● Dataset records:
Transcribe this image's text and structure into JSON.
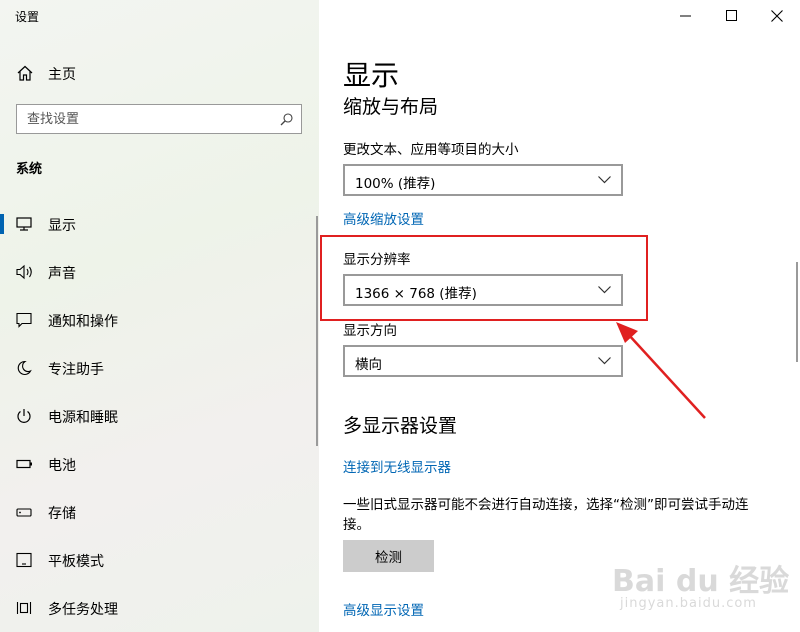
{
  "app_title": "设置",
  "sidebar": {
    "home_label": "主页",
    "search_placeholder": "查找设置",
    "section_title": "系统",
    "items": [
      {
        "label": "显示",
        "icon": "monitor-icon",
        "active": true
      },
      {
        "label": "声音",
        "icon": "speaker-icon"
      },
      {
        "label": "通知和操作",
        "icon": "notification-icon"
      },
      {
        "label": "专注助手",
        "icon": "moon-icon"
      },
      {
        "label": "电源和睡眠",
        "icon": "power-icon"
      },
      {
        "label": "电池",
        "icon": "battery-icon"
      },
      {
        "label": "存储",
        "icon": "storage-icon"
      },
      {
        "label": "平板模式",
        "icon": "tablet-icon"
      },
      {
        "label": "多任务处理",
        "icon": "multitasking-icon"
      }
    ]
  },
  "window_controls": [
    "minimize-icon",
    "maximize-icon",
    "close-icon"
  ],
  "main": {
    "page_title": "显示",
    "scale_heading": "缩放与布局",
    "scale_label": "更改文本、应用等项目的大小",
    "scale_value": "100% (推荐)",
    "advanced_scaling_link": "高级缩放设置",
    "resolution_label": "显示分辨率",
    "resolution_value": "1366 × 768 (推荐)",
    "orientation_label": "显示方向",
    "orientation_value": "横向",
    "multi_heading": "多显示器设置",
    "wireless_link": "连接到无线显示器",
    "multi_desc": "一些旧式显示器可能不会进行自动连接，选择“检测”即可尝试手动连接。",
    "detect_button": "检测",
    "advanced_display_link": "高级显示设置"
  },
  "colors": {
    "accent": "#0063b1",
    "link": "#0066b4",
    "annotation": "#e02020"
  },
  "watermark": {
    "text": "Bai du 经验",
    "sub": "jingyan.baidu.com"
  }
}
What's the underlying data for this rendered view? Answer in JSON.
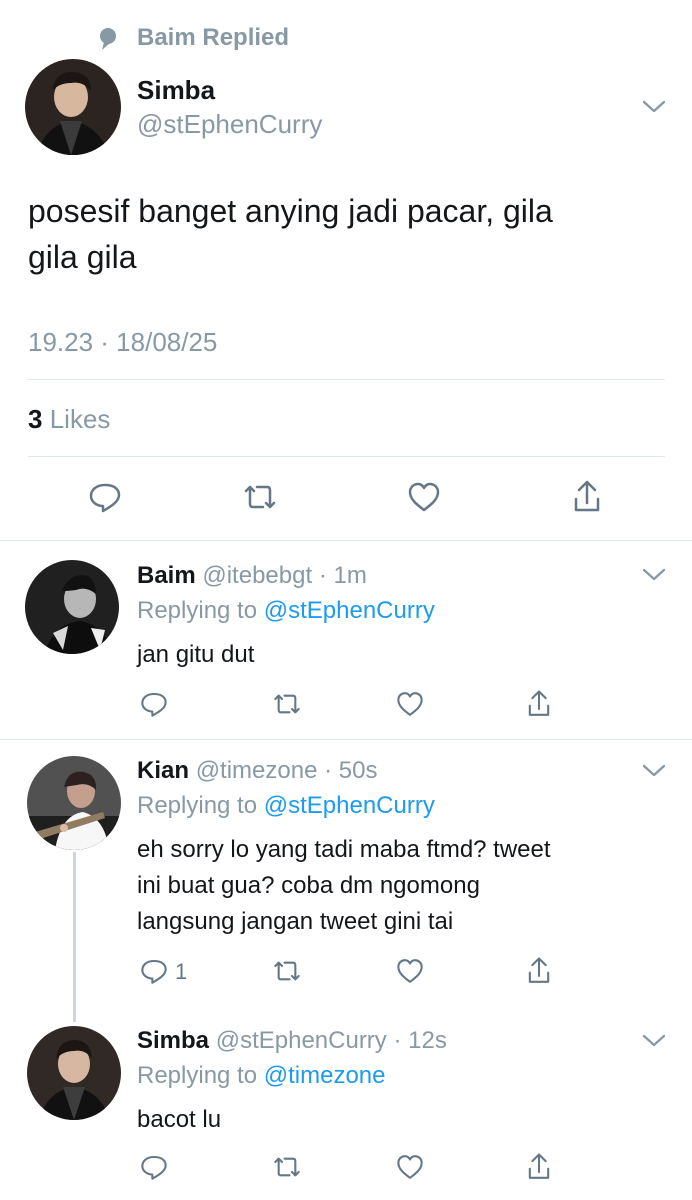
{
  "social_context": {
    "icon": "speech-bubble-icon",
    "label": "Baim Replied"
  },
  "main_tweet": {
    "name": "Simba",
    "handle": "@stEphenCurry",
    "text_line1": "posesif banget anying jadi pacar, gila",
    "text_line2": "gila gila",
    "timestamp": "19.23 · 18/08/25",
    "likes_count": "3",
    "likes_label": "Likes"
  },
  "replies": [
    {
      "name": "Baim",
      "handle": "@itebebgt",
      "time": "· 1m",
      "replying_prefix": "Replying to",
      "replying_to": "@stEphenCurry",
      "text": [
        "jan gitu dut"
      ],
      "reply_count": ""
    },
    {
      "name": "Kian",
      "handle": "@timezone",
      "time": "· 50s",
      "replying_prefix": "Replying to",
      "replying_to": "@stEphenCurry",
      "text": [
        "eh sorry lo yang tadi maba ftmd? tweet",
        "ini buat gua? coba dm ngomong",
        "langsung jangan tweet gini tai"
      ],
      "reply_count": "1"
    },
    {
      "name": "Simba",
      "handle": "@stEphenCurry",
      "time": "· 12s",
      "replying_prefix": "Replying to",
      "replying_to": "@timezone",
      "text": [
        "bacot lu"
      ],
      "reply_count": ""
    }
  ],
  "colors": {
    "text": "#14171a",
    "muted": "#8899a6",
    "link": "#1d9bf0",
    "divider": "#e1e8ed"
  }
}
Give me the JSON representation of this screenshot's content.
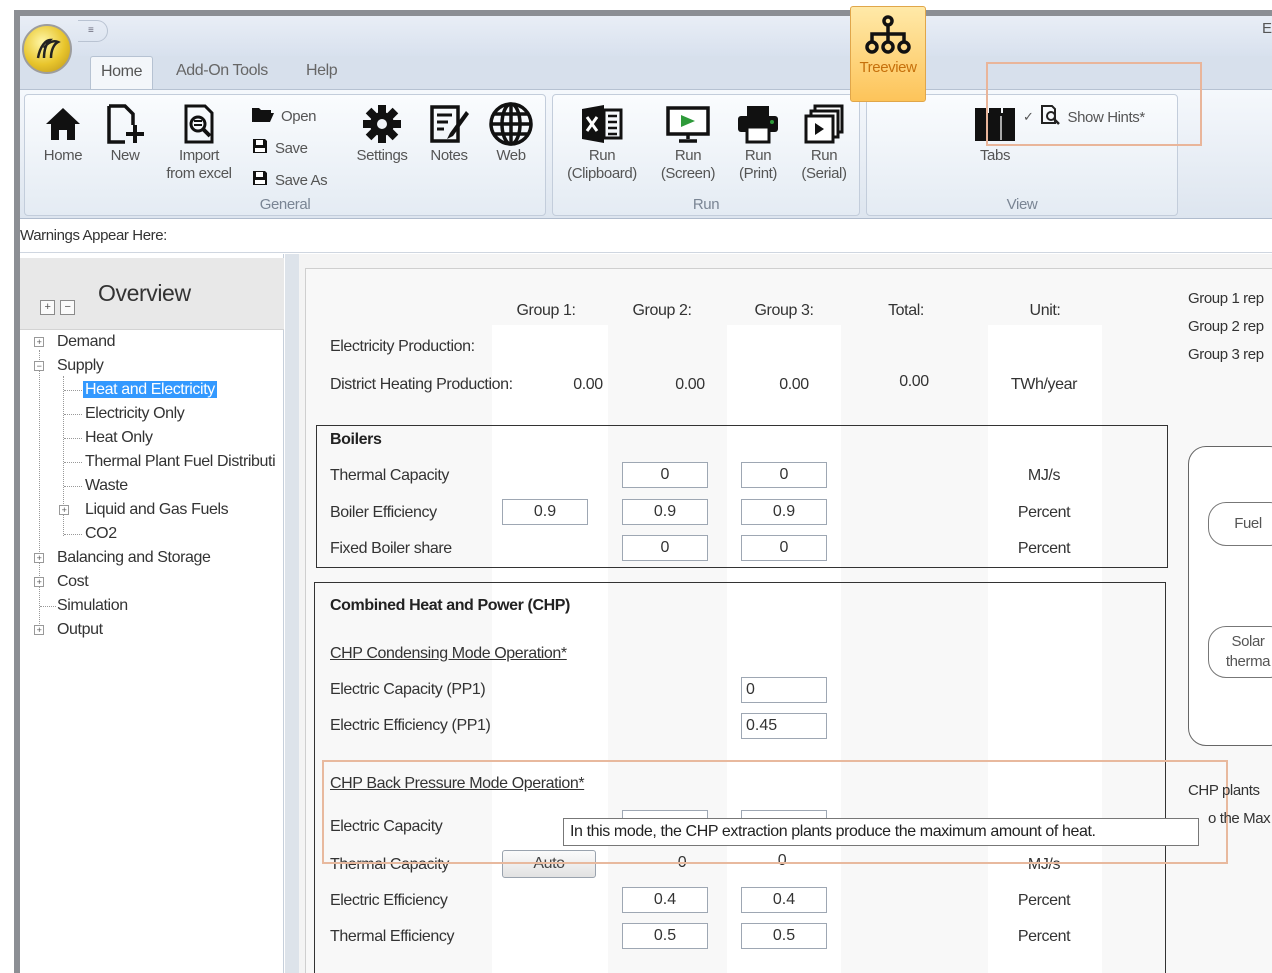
{
  "title_bar": {
    "qat_glyph": "≡",
    "right_text": "E"
  },
  "tabs": [
    {
      "label": "Home"
    },
    {
      "label": "Add-On Tools"
    },
    {
      "label": "Help"
    }
  ],
  "ribbon": {
    "general": {
      "label": "General",
      "home": "Home",
      "new": "New",
      "import": [
        "Import",
        "from excel"
      ],
      "open": "Open",
      "save": "Save",
      "save_as": "Save As",
      "settings": "Settings",
      "notes": "Notes",
      "web": "Web"
    },
    "run": {
      "label": "Run",
      "clipboard": [
        "Run",
        "(Clipboard)"
      ],
      "screen": [
        "Run",
        "(Screen)"
      ],
      "print": [
        "Run",
        "(Print)"
      ],
      "serial": [
        "Run",
        "(Serial)"
      ]
    },
    "view": {
      "label": "View",
      "treeview": "Treeview",
      "tabs": "Tabs",
      "show_hints": "Show Hints*",
      "show_hints_checked": true
    }
  },
  "warnings": "Warnings Appear Here:",
  "overview": {
    "title": "Overview",
    "expand_glyph": "+",
    "collapse_glyph": "−",
    "tree": {
      "demand": "Demand",
      "supply": "Supply",
      "heat_and_electricity": "Heat and Electricity",
      "electricity_only": "Electricity Only",
      "heat_only": "Heat Only",
      "thermal_plant": "Thermal Plant Fuel Distributi",
      "waste": "Waste",
      "liquid_gas": "Liquid and Gas Fuels",
      "co2": "CO2",
      "balancing": "Balancing and Storage",
      "cost": "Cost",
      "simulation": "Simulation",
      "output": "Output"
    }
  },
  "main": {
    "headers": {
      "group1": "Group 1:",
      "group2": "Group 2:",
      "group3": "Group 3:",
      "total": "Total:",
      "unit": "Unit:"
    },
    "production": {
      "electricity_label": "Electricity Production:",
      "district_label": "District Heating Production:",
      "g1": "0.00",
      "g2": "0.00",
      "g3": "0.00",
      "total": "0.00",
      "unit": "TWh/year"
    },
    "boilers": {
      "title": "Boilers",
      "thermal_capacity": {
        "label": "Thermal Capacity",
        "g2": "0",
        "g3": "0",
        "unit": "MJ/s"
      },
      "boiler_efficiency": {
        "label": "Boiler Efficiency",
        "g1": "0.9",
        "g2": "0.9",
        "g3": "0.9",
        "unit": "Percent"
      },
      "fixed_share": {
        "label": "Fixed Boiler share",
        "g2": "0",
        "g3": "0",
        "unit": "Percent"
      }
    },
    "chp": {
      "title": "Combined Heat and Power (CHP)",
      "condensing_link": "CHP Condensing Mode Operation*",
      "elec_capacity_pp1": {
        "label": "Electric Capacity (PP1)",
        "g3": "0"
      },
      "elec_efficiency_pp1": {
        "label": "Electric Efficiency (PP1)",
        "g3": "0.45"
      },
      "backpressure_link": "CHP Back Pressure Mode Operation*",
      "elec_capacity": {
        "label": "Electric Capacity"
      },
      "thermal_capacity": {
        "label": "Thermal Capacity",
        "auto": "Auto",
        "g2": "0",
        "g3": "0",
        "unit": "MJ/s"
      },
      "elec_efficiency": {
        "label": "Electric Efficiency",
        "g2": "0.4",
        "g3": "0.4",
        "unit": "Percent"
      },
      "thermal_efficiency": {
        "label": "Thermal Efficiency",
        "g2": "0.5",
        "g3": "0.5",
        "unit": "Percent"
      }
    },
    "tooltip": "In this mode, the CHP extraction plants produce the maximum amount of heat."
  },
  "right_panel": {
    "group1": "Group 1 rep",
    "group2": "Group 2 rep",
    "group3": "Group 3 rep",
    "fuel": "Fuel",
    "solar": [
      "Solar",
      "therma"
    ],
    "chp_plants": "CHP plants",
    "max_text": "o the Max f"
  }
}
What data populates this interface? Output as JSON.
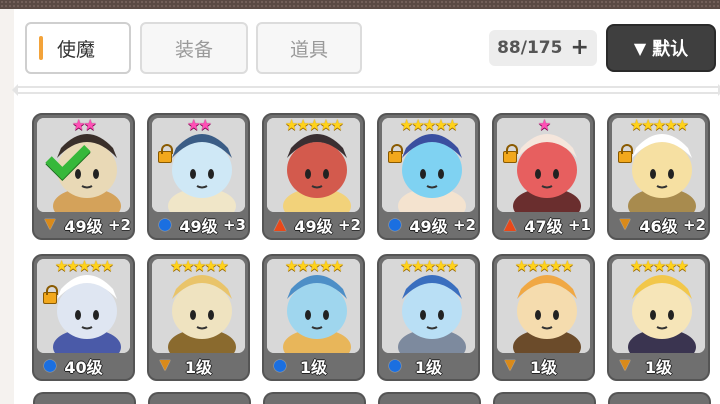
{
  "tabs": [
    {
      "label": "使魔",
      "active": true
    },
    {
      "label": "装备",
      "active": false
    },
    {
      "label": "道具",
      "active": false
    }
  ],
  "capacity": {
    "text": "88/175",
    "plus": "+"
  },
  "sort": {
    "arrow": "▼",
    "label": "默认"
  },
  "cards": [
    {
      "level": "49级",
      "stars": "★★",
      "star_color": "pink",
      "element": "wind",
      "element_icon": "wind-icon",
      "bonus": "+2",
      "locked": false,
      "checked": true,
      "palette": [
        "#e9d9b6",
        "#3a2f2a",
        "#d4a25a"
      ]
    },
    {
      "level": "49级",
      "stars": "★★",
      "star_color": "pink",
      "element": "water",
      "element_icon": "water-icon",
      "bonus": "+3",
      "locked": true,
      "checked": false,
      "palette": [
        "#cfe8f6",
        "#3b5d86",
        "#f0e6c8"
      ]
    },
    {
      "level": "49级",
      "stars": "★★★★★",
      "star_color": "gold",
      "element": "fire",
      "element_icon": "fire-icon",
      "bonus": "+2",
      "locked": false,
      "checked": false,
      "palette": [
        "#d35a4d",
        "#3a2f32",
        "#f2d27a"
      ]
    },
    {
      "level": "49级",
      "stars": "★★★★★",
      "star_color": "gold",
      "element": "water",
      "element_icon": "water-icon",
      "bonus": "+2",
      "locked": true,
      "checked": false,
      "palette": [
        "#7fd2f2",
        "#3a4fa0",
        "#f4e3cf"
      ]
    },
    {
      "level": "47级",
      "stars": "★",
      "star_color": "pink",
      "element": "fire",
      "element_icon": "fire-icon",
      "bonus": "+1",
      "locked": true,
      "checked": false,
      "palette": [
        "#e75f5f",
        "#f5e6dc",
        "#6a2e2e"
      ]
    },
    {
      "level": "46级",
      "stars": "★★★★★",
      "star_color": "gold",
      "element": "wind",
      "element_icon": "wind-icon",
      "bonus": "+2",
      "locked": true,
      "checked": false,
      "palette": [
        "#f6e0a2",
        "#ffffff",
        "#a88b4e"
      ]
    },
    {
      "level": "40级",
      "stars": "★★★★★",
      "star_color": "gold",
      "element": "water",
      "element_icon": "water-icon",
      "bonus": "",
      "locked": true,
      "checked": false,
      "palette": [
        "#dfe6f2",
        "#ffffff",
        "#4a5aa8"
      ]
    },
    {
      "level": "1级",
      "stars": "★★★★★",
      "star_color": "gold",
      "element": "wind",
      "element_icon": "wind-icon",
      "bonus": "",
      "locked": false,
      "checked": false,
      "palette": [
        "#efe3c0",
        "#e9c46a",
        "#8a6a2e"
      ]
    },
    {
      "level": "1级",
      "stars": "★★★★★",
      "star_color": "gold",
      "element": "water",
      "element_icon": "water-icon",
      "bonus": "",
      "locked": false,
      "checked": false,
      "palette": [
        "#9fd6ee",
        "#4d8fc7",
        "#e8b65a"
      ]
    },
    {
      "level": "1级",
      "stars": "★★★★★",
      "star_color": "gold",
      "element": "water",
      "element_icon": "water-icon",
      "bonus": "",
      "locked": false,
      "checked": false,
      "palette": [
        "#b9dff5",
        "#3a6fbf",
        "#7d8a9e"
      ]
    },
    {
      "level": "1级",
      "stars": "★★★★★",
      "star_color": "gold",
      "element": "wind",
      "element_icon": "wind-icon",
      "bonus": "",
      "locked": false,
      "checked": false,
      "palette": [
        "#f5dcae",
        "#f0a844",
        "#6b4b2a"
      ]
    },
    {
      "level": "1级",
      "stars": "★★★★★",
      "star_color": "gold",
      "element": "wind",
      "element_icon": "wind-icon",
      "bonus": "",
      "locked": false,
      "checked": false,
      "palette": [
        "#f6e5b8",
        "#f2c74a",
        "#3a3450"
      ]
    }
  ],
  "colors": {
    "accent": "#f3a33a",
    "card_frame": "#6f6f6f",
    "sort_button": "#3f3f3f"
  }
}
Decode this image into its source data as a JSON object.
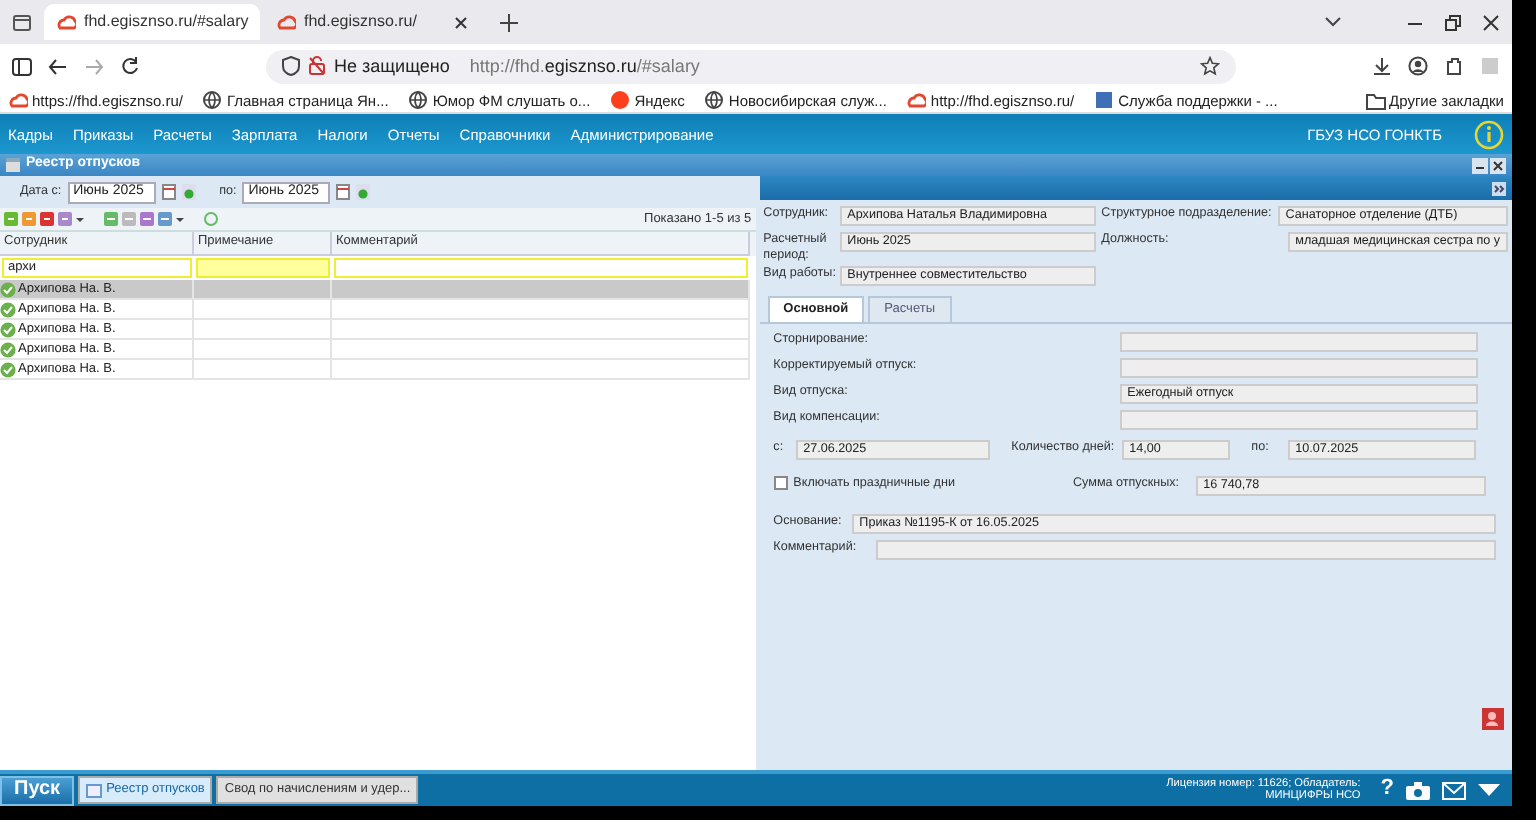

● TASK STATEMENT: Search the preceding listing for the word "Only" and pull out every line that holds it.

● FINAL RESULT:
      "electricity_only": "Electricity Only",
      "heat_only": "Heat Only",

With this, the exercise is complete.